[Some records]
>> start

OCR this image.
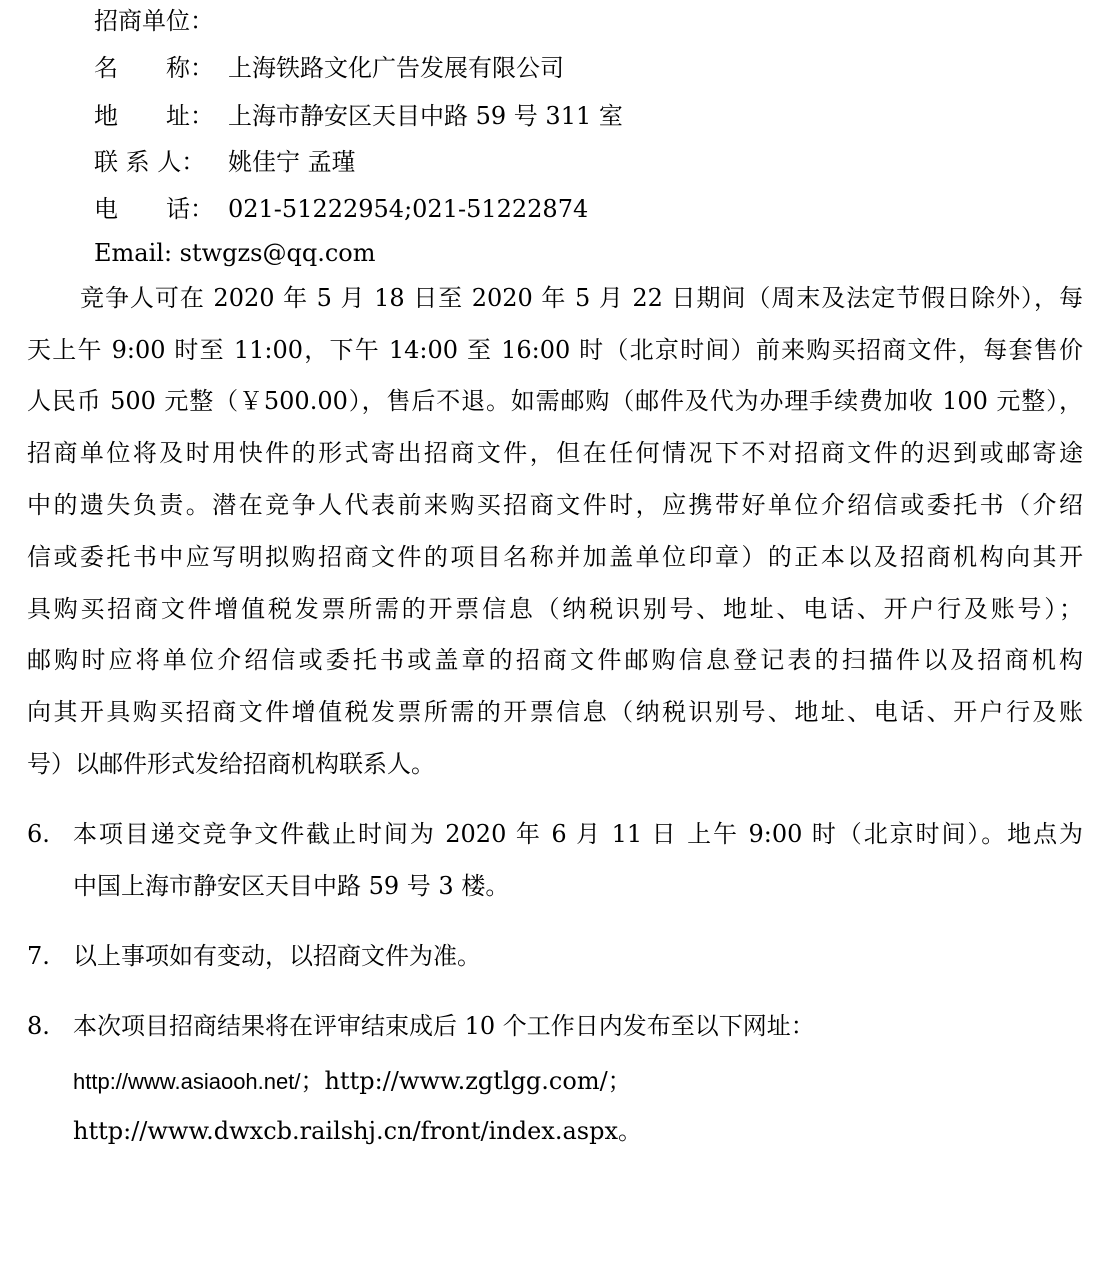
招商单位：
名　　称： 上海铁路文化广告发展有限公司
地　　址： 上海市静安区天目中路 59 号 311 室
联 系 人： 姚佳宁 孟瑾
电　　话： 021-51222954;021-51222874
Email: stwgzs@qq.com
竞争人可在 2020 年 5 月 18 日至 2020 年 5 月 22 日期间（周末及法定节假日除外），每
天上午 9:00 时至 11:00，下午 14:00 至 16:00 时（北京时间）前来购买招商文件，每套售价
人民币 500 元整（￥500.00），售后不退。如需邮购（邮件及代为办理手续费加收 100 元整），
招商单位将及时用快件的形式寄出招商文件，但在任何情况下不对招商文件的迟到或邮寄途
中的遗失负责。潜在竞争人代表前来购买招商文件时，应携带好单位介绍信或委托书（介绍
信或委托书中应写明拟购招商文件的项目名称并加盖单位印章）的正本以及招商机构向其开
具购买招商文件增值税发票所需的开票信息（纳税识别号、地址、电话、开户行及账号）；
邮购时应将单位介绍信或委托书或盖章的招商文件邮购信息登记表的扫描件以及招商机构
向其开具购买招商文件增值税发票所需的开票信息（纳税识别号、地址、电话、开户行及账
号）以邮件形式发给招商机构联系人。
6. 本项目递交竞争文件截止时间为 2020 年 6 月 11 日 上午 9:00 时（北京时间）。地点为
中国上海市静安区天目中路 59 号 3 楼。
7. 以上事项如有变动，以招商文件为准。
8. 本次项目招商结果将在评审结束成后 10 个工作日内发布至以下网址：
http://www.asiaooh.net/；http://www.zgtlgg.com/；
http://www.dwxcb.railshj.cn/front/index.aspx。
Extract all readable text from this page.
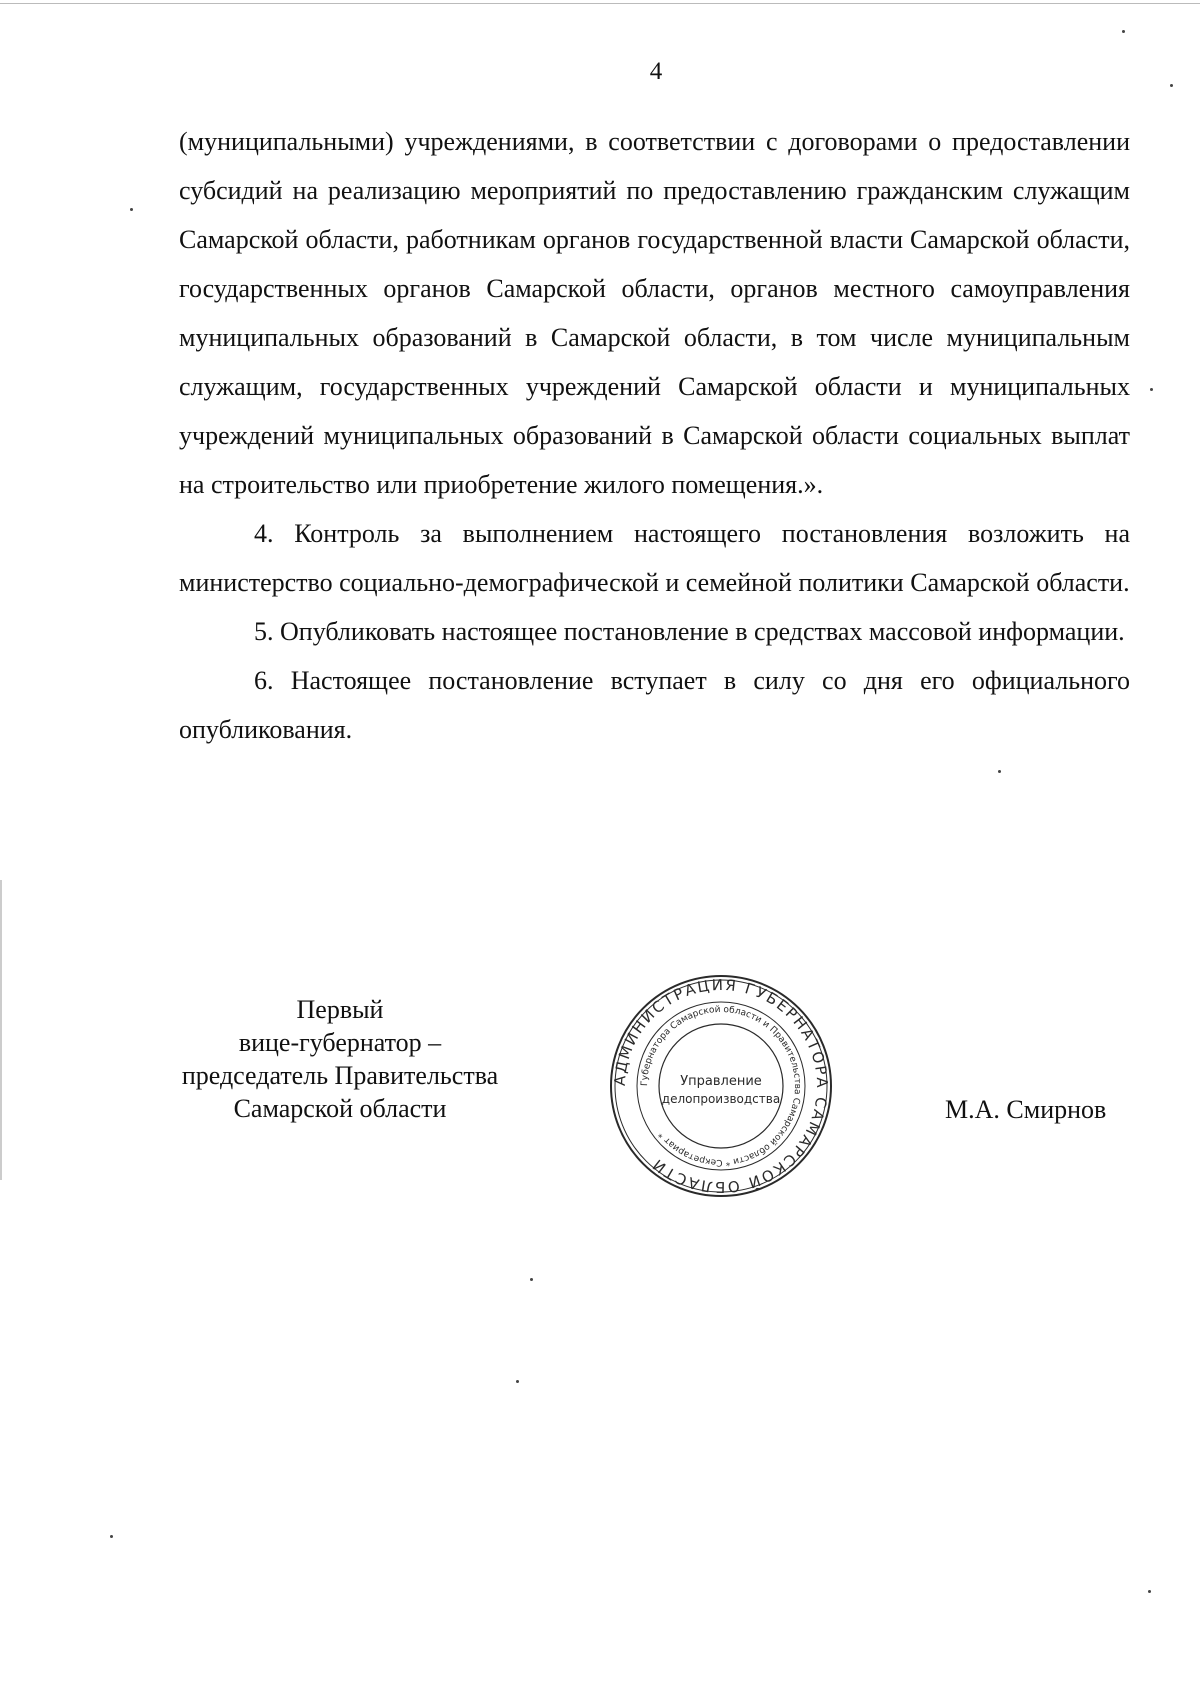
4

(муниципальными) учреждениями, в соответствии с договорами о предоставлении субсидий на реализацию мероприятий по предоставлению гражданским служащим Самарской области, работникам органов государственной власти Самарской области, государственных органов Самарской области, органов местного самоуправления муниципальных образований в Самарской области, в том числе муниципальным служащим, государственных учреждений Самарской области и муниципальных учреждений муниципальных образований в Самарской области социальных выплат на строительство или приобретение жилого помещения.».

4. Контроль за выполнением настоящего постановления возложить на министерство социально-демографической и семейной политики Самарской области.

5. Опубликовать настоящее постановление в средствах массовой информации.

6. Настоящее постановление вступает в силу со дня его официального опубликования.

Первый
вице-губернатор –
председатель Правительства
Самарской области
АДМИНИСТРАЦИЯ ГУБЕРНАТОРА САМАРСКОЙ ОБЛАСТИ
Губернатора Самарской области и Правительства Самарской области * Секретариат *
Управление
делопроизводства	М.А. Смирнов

>> end

▶ _Task goal_: Are you able to set down all the lines above exactly, without any pictures?

▶ _Task solution_:
OCR this image.
招商单位：
名　　称： 上海铁路文化广告发展有限公司
地　　址： 上海市静安区天目中路 59 号 311 室
联 系 人： 姚佳宁 孟瑾
电　　话： 021-51222954;021-51222874
Email: stwgzs@qq.com
竞争人可在 2020 年 5 月 18 日至 2020 年 5 月 22 日期间（周末及法定节假日除外），每
天上午 9:00 时至 11:00，下午 14:00 至 16:00 时（北京时间）前来购买招商文件，每套售价
人民币 500 元整（￥500.00），售后不退。如需邮购（邮件及代为办理手续费加收 100 元整），
招商单位将及时用快件的形式寄出招商文件，但在任何情况下不对招商文件的迟到或邮寄途
中的遗失负责。潜在竞争人代表前来购买招商文件时，应携带好单位介绍信或委托书（介绍
信或委托书中应写明拟购招商文件的项目名称并加盖单位印章）的正本以及招商机构向其开
具购买招商文件增值税发票所需的开票信息（纳税识别号、地址、电话、开户行及账号）；
邮购时应将单位介绍信或委托书或盖章的招商文件邮购信息登记表的扫描件以及招商机构
向其开具购买招商文件增值税发票所需的开票信息（纳税识别号、地址、电话、开户行及账
号）以邮件形式发给招商机构联系人。
6. 本项目递交竞争文件截止时间为 2020 年 6 月 11 日 上午 9:00 时（北京时间）。地点为
中国上海市静安区天目中路 59 号 3 楼。
7. 以上事项如有变动，以招商文件为准。
8. 本次项目招商结果将在评审结束成后 10 个工作日内发布至以下网址：
http://www.asiaooh.net/；http://www.zgtlgg.com/；
http://www.dwxcb.railshj.cn/front/index.aspx。
Extract all readable text from this page.
4

(муниципальными) учреждениями, в соответствии с договорами о предоставлении субсидий на реализацию мероприятий по предоставлению гражданским служащим Самарской области, работникам органов государственной власти Самарской области, государственных органов Самарской области, органов местного самоуправления муниципальных образований в Самарской области, в том числе муниципальным служащим, государственных учреждений Самарской области и муниципальных учреждений муниципальных образований в Самарской области социальных выплат на строительство или приобретение жилого помещения.».

4. Контроль за выполнением настоящего постановления возложить на министерство социально-демографической и семейной политики Самарской области.

5. Опубликовать настоящее постановление в средствах массовой информации.

6. Настоящее постановление вступает в силу со дня его официального опубликования.

Первый
вице-губернатор –
председатель Правительства
Самарской области
АДМИНИСТРАЦИЯ ГУБЕРНАТОРА САМАРСКОЙ ОБЛАСТИ
Губернатора Самарской области и Правительства Самарской области * Секретариат *
Управление
делопроизводства	М.А. Смирнов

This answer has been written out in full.